Copy the listing below in full and skip every picture.

> **Dataset items**
-------------------------
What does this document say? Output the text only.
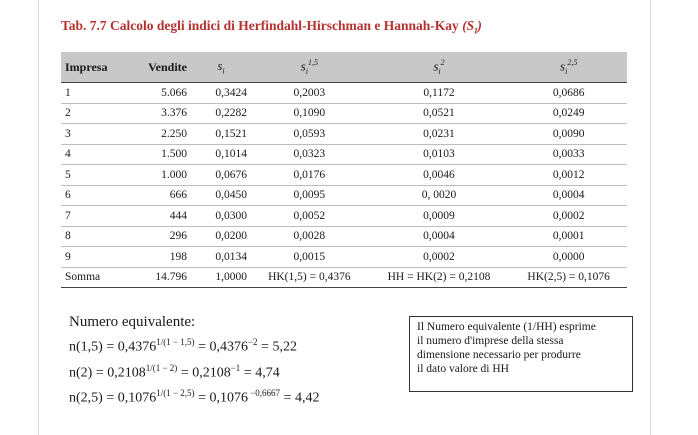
Tab. 7.7 Calcolo degli indici di Herfindahl-Hirschman e Hannah-Kay $(S_I)$
Impresa	Vendite	$s_i$	$s_i^{1,5}$	$s_i^2$	$s_i^{2,5}$
1	5.066	0,3424	0,2003	0,1172	0,0686
2	3.376	0,2282	0,1090	0,0521	0,0249
3	2.250	0,1521	0,0593	0,0231	0,0090
4	1.500	0,1014	0,0323	0,0103	0,0033
5	1.000	0,0676	0,0176	0,0046	0,0012
6	666	0,0450	0,0095	0, 0020	0,0004
7	444	0,0300	0,0052	0,0009	0,0002
8	296	0,0200	0,0028	0,0004	0,0001
9	198	0,0134	0,0015	0,0002	0,0000
Somma	14.796	1,0000	HK(1,5) = 0,4376	HH = HK(2) = 0,2108	HK(2,5) = 0,1076
Numero equivalente:
$n(1,5) = 0,4376^{1/(1 - 1,5)} = 0,4376^{-2} = 5,22$
$n(2) = 0,2108^{1/(1 - 2)} = 0,2108^{-1} = 4,74$
$n(2,5) = 0,1076^{1/(1 - 2,5)} = 0,1076$ $^{-0,6667}$ = 4,42
Il Numero equivalente (1/HH) esprime
il numero d'imprese della stessa
dimensione necessario per produrre
il dato valore di HH
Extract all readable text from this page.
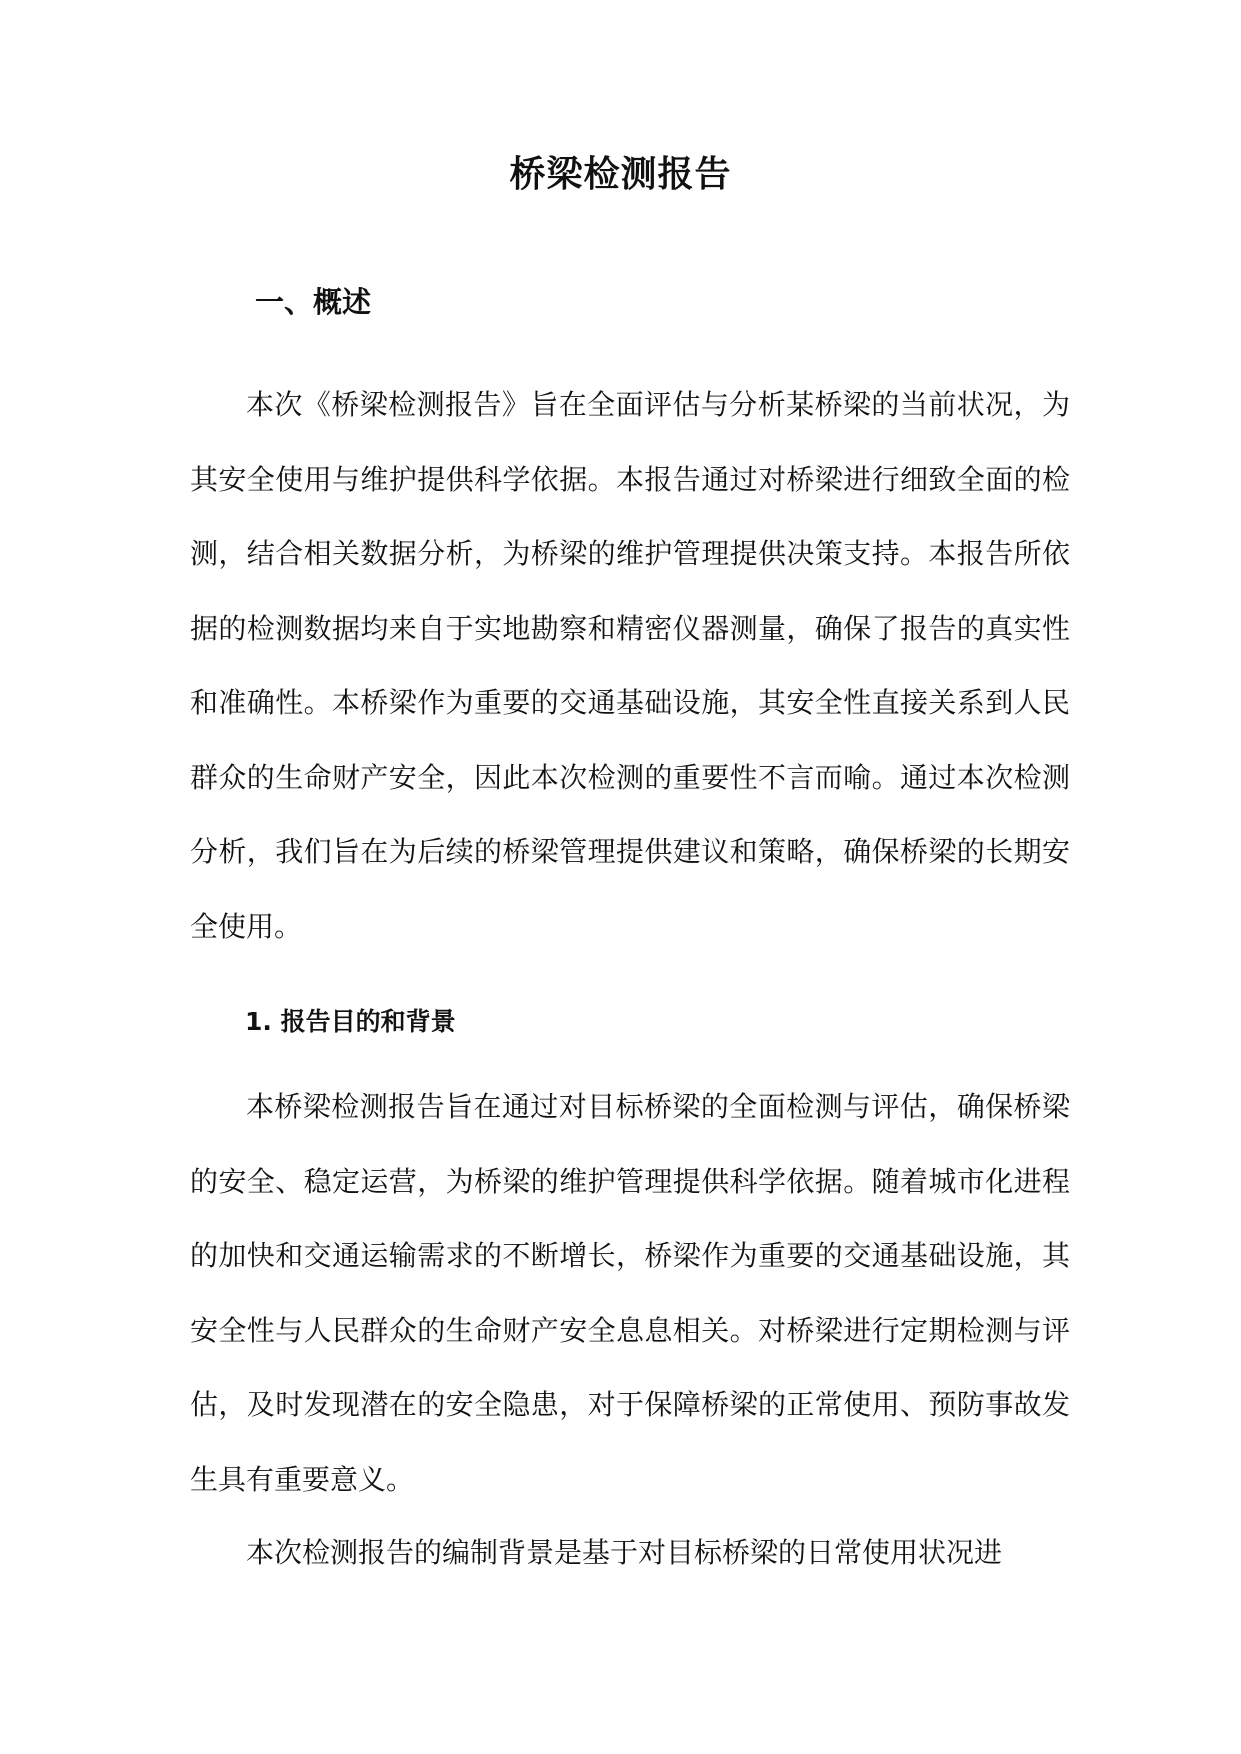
桥梁检测报告
一、概述

本次《桥梁检测报告》旨在全面评估与分析某桥梁的当前状况，为其安全使用与维护提供科学依据。本报告通过对桥梁进行细致全面的检测，结合相关数据分析，为桥梁的维护管理提供决策支持。本报告所依据的检测数据均来自于实地勘察和精密仪器测量，确保了报告的真实性和准确性。本桥梁作为重要的交通基础设施，其安全性直接关系到人民群众的生命财产安全，因此本次检测的重要性不言而喻。通过本次检测分析，我们旨在为后续的桥梁管理提供建议和策略，确保桥梁的长期安全使用。

1. 报告目的和背景

本桥梁检测报告旨在通过对目标桥梁的全面检测与评估，确保桥梁的安全、稳定运营，为桥梁的维护管理提供科学依据。随着城市化进程的加快和交通运输需求的不断增长，桥梁作为重要的交通基础设施，其安全性与人民群众的生命财产安全息息相关。对桥梁进行定期检测与评估，及时发现潜在的安全隐患，对于保障桥梁的正常使用、预防事故发生具有重要意义。

本次检测报告的编制背景是基于对目标桥梁的日常使用状况进
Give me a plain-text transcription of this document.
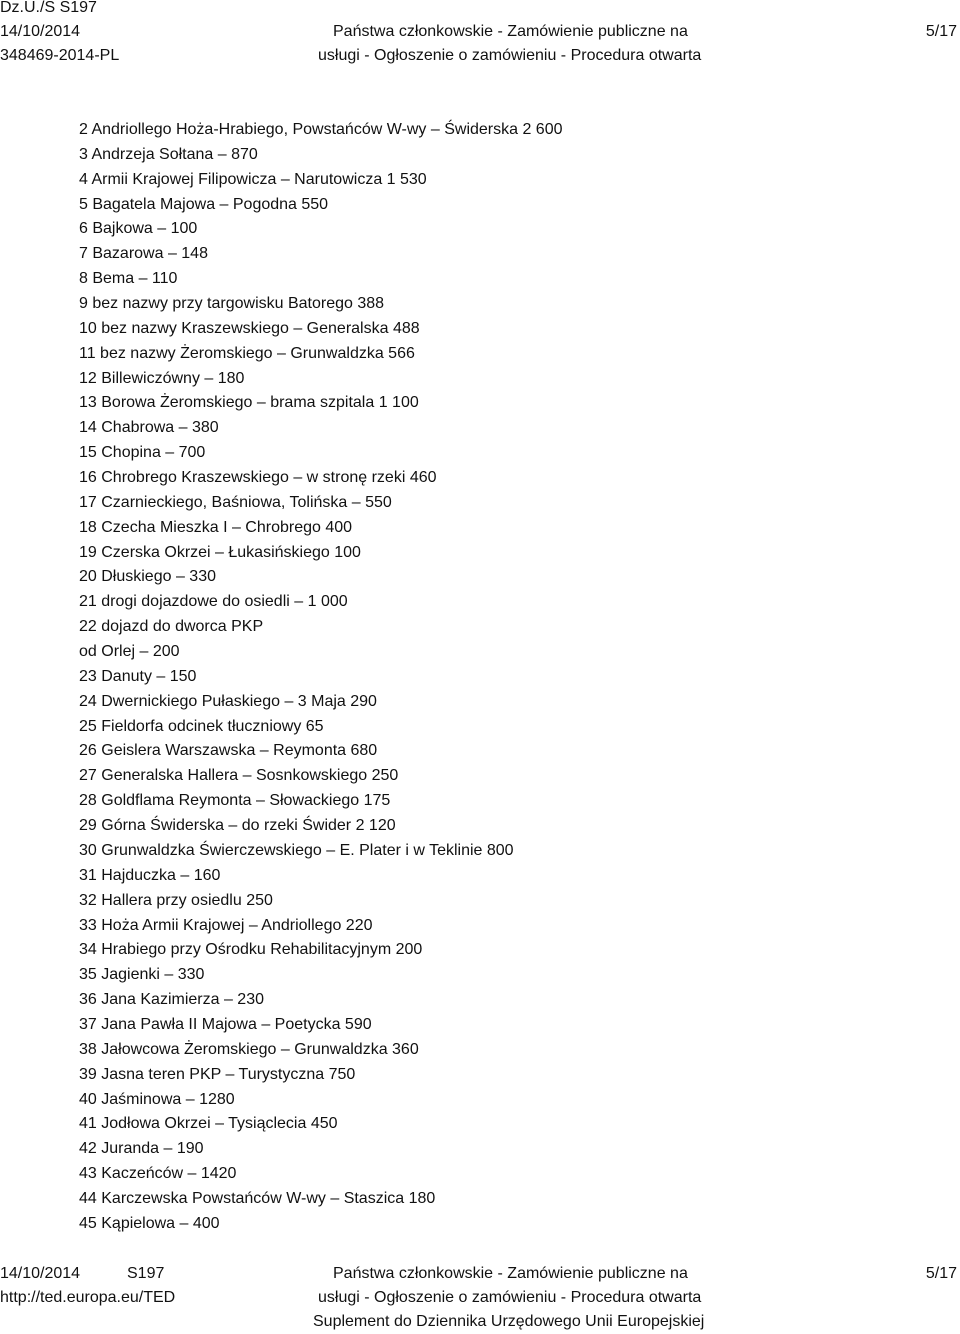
Dz.U./S S197
14/10/2014
348469-2014-PL
Państwa członkowskie - Zamówienie publiczne na
usługi - Ogłoszenie o zamówieniu - Procedura otwarta
5/17
2 Andriollego Hoża-Hrabiego, Powstańców W-wy – Świderska 2 600
3 Andrzeja Sołtana – 870
4 Armii Krajowej Filipowicza – Narutowicza 1 530
5 Bagatela Majowa – Pogodna 550
6 Bajkowa – 100
7 Bazarowa – 148
8 Bema – 110
9 bez nazwy przy targowisku Batorego 388
10 bez nazwy Kraszewskiego – Generalska 488
11 bez nazwy Żeromskiego – Grunwaldzka 566
12 Billewiczówny – 180
13 Borowa Żeromskiego – brama szpitala 1 100
14 Chabrowa – 380
15 Chopina – 700
16 Chrobrego Kraszewskiego – w stronę rzeki 460
17 Czarnieckiego, Baśniowa, Tolińska – 550
18 Czecha Mieszka I – Chrobrego 400
19 Czerska Okrzei – Łukasińskiego 100
20 Dłuskiego – 330
21 drogi dojazdowe do osiedli – 1 000
22 dojazd do dworca PKP
od Orlej – 200
23 Danuty – 150
24 Dwernickiego Pułaskiego – 3 Maja 290
25 Fieldorfa odcinek tłuczniowy 65
26 Geislera Warszawska – Reymonta 680
27 Generalska Hallera – Sosnkowskiego 250
28 Goldflama Reymonta – Słowackiego 175
29 Górna Świderska – do rzeki Świder 2 120
30 Grunwaldzka Świerczewskiego – E. Plater i w Teklinie 800
31 Hajduczka – 160
32 Hallera przy osiedlu 250
33 Hoża Armii Krajowej – Andriollego 220
34 Hrabiego przy Ośrodku Rehabilitacyjnym 200
35 Jagienki – 330
36 Jana Kazimierza – 230
37 Jana Pawła II Majowa – Poetycka 590
38 Jałowcowa Żeromskiego – Grunwaldzka 360
39 Jasna teren PKP – Turystyczna 750
40 Jaśminowa – 1280
41 Jodłowa Okrzei – Tysiąclecia 450
42 Juranda – 190
43 Kaczeńców – 1420
44 Karczewska Powstańców W-wy – Staszica 180
45 Kąpielowa – 400
14/10/2014	S197
http://ted.europa.eu/TED
Państwa członkowskie - Zamówienie publiczne na
usługi - Ogłoszenie o zamówieniu - Procedura otwarta
Suplement do Dziennika Urzędowego Unii Europejskiej
5/17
-------------------------
> **Expected output**
What does this document say? Output the text only.
Tab. 7.7 Calcolo degli indici di Herfindahl-Hirschman e Hannah-Kay $(S_I)$
Impresa	Vendite	$s_i$	$s_i^{1,5}$	$s_i^2$	$s_i^{2,5}$
1	5.066	0,3424	0,2003	0,1172	0,0686
2	3.376	0,2282	0,1090	0,0521	0,0249
3	2.250	0,1521	0,0593	0,0231	0,0090
4	1.500	0,1014	0,0323	0,0103	0,0033
5	1.000	0,0676	0,0176	0,0046	0,0012
6	666	0,0450	0,0095	0, 0020	0,0004
7	444	0,0300	0,0052	0,0009	0,0002
8	296	0,0200	0,0028	0,0004	0,0001
9	198	0,0134	0,0015	0,0002	0,0000
Somma	14.796	1,0000	HK(1,5) = 0,4376	HH = HK(2) = 0,2108	HK(2,5) = 0,1076
Numero equivalente:
$n(1,5) = 0,4376^{1/(1 - 1,5)} = 0,4376^{-2} = 5,22$
$n(2) = 0,2108^{1/(1 - 2)} = 0,2108^{-1} = 4,74$
$n(2,5) = 0,1076^{1/(1 - 2,5)} = 0,1076$ $^{-0,6667}$ = 4,42
Il Numero equivalente (1/HH) esprime
il numero d'imprese della stessa
dimensione necessario per produrre
il dato valore di HH
Extract all readable text from this page.
桥梁检测报告
一、概述

本次《桥梁检测报告》旨在全面评估与分析某桥梁的当前状况，为其安全使用与维护提供科学依据。本报告通过对桥梁进行细致全面的检测，结合相关数据分析，为桥梁的维护管理提供决策支持。本报告所依据的检测数据均来自于实地勘察和精密仪器测量，确保了报告的真实性和准确性。本桥梁作为重要的交通基础设施，其安全性直接关系到人民群众的生命财产安全，因此本次检测的重要性不言而喻。通过本次检测分析，我们旨在为后续的桥梁管理提供建议和策略，确保桥梁的长期安全使用。

1. 报告目的和背景

本桥梁检测报告旨在通过对目标桥梁的全面检测与评估，确保桥梁的安全、稳定运营，为桥梁的维护管理提供科学依据。随着城市化进程的加快和交通运输需求的不断增长，桥梁作为重要的交通基础设施，其安全性与人民群众的生命财产安全息息相关。对桥梁进行定期检测与评估，及时发现潜在的安全隐患，对于保障桥梁的正常使用、预防事故发生具有重要意义。

本次检测报告的编制背景是基于对目标桥梁的日常使用状况进
Give me a plain-text transcription of this document.
Dz.U./S S197
14/10/2014
348469-2014-PL
Państwa członkowskie - Zamówienie publiczne na
usługi - Ogłoszenie o zamówieniu - Procedura otwarta
5/17
2 Andriollego Hoża-Hrabiego, Powstańców W-wy – Świderska 2 600
3 Andrzeja Sołtana – 870
4 Armii Krajowej Filipowicza – Narutowicza 1 530
5 Bagatela Majowa – Pogodna 550
6 Bajkowa – 100
7 Bazarowa – 148
8 Bema – 110
9 bez nazwy przy targowisku Batorego 388
10 bez nazwy Kraszewskiego – Generalska 488
11 bez nazwy Żeromskiego – Grunwaldzka 566
12 Billewiczówny – 180
13 Borowa Żeromskiego – brama szpitala 1 100
14 Chabrowa – 380
15 Chopina – 700
16 Chrobrego Kraszewskiego – w stronę rzeki 460
17 Czarnieckiego, Baśniowa, Tolińska – 550
18 Czecha Mieszka I – Chrobrego 400
19 Czerska Okrzei – Łukasińskiego 100
20 Dłuskiego – 330
21 drogi dojazdowe do osiedli – 1 000
22 dojazd do dworca PKP
od Orlej – 200
23 Danuty – 150
24 Dwernickiego Pułaskiego – 3 Maja 290
25 Fieldorfa odcinek tłuczniowy 65
26 Geislera Warszawska – Reymonta 680
27 Generalska Hallera – Sosnkowskiego 250
28 Goldflama Reymonta – Słowackiego 175
29 Górna Świderska – do rzeki Świder 2 120
30 Grunwaldzka Świerczewskiego – E. Plater i w Teklinie 800
31 Hajduczka – 160
32 Hallera przy osiedlu 250
33 Hoża Armii Krajowej – Andriollego 220
34 Hrabiego przy Ośrodku Rehabilitacyjnym 200
35 Jagienki – 330
36 Jana Kazimierza – 230
37 Jana Pawła II Majowa – Poetycka 590
38 Jałowcowa Żeromskiego – Grunwaldzka 360
39 Jasna teren PKP – Turystyczna 750
40 Jaśminowa – 1280
41 Jodłowa Okrzei – Tysiąclecia 450
42 Juranda – 190
43 Kaczeńców – 1420
44 Karczewska Powstańców W-wy – Staszica 180
45 Kąpielowa – 400
14/10/2014	S197
http://ted.europa.eu/TED
Państwa członkowskie - Zamówienie publiczne na
usługi - Ogłoszenie o zamówieniu - Procedura otwarta
Suplement do Dziennika Urzędowego Unii Europejskiej
5/17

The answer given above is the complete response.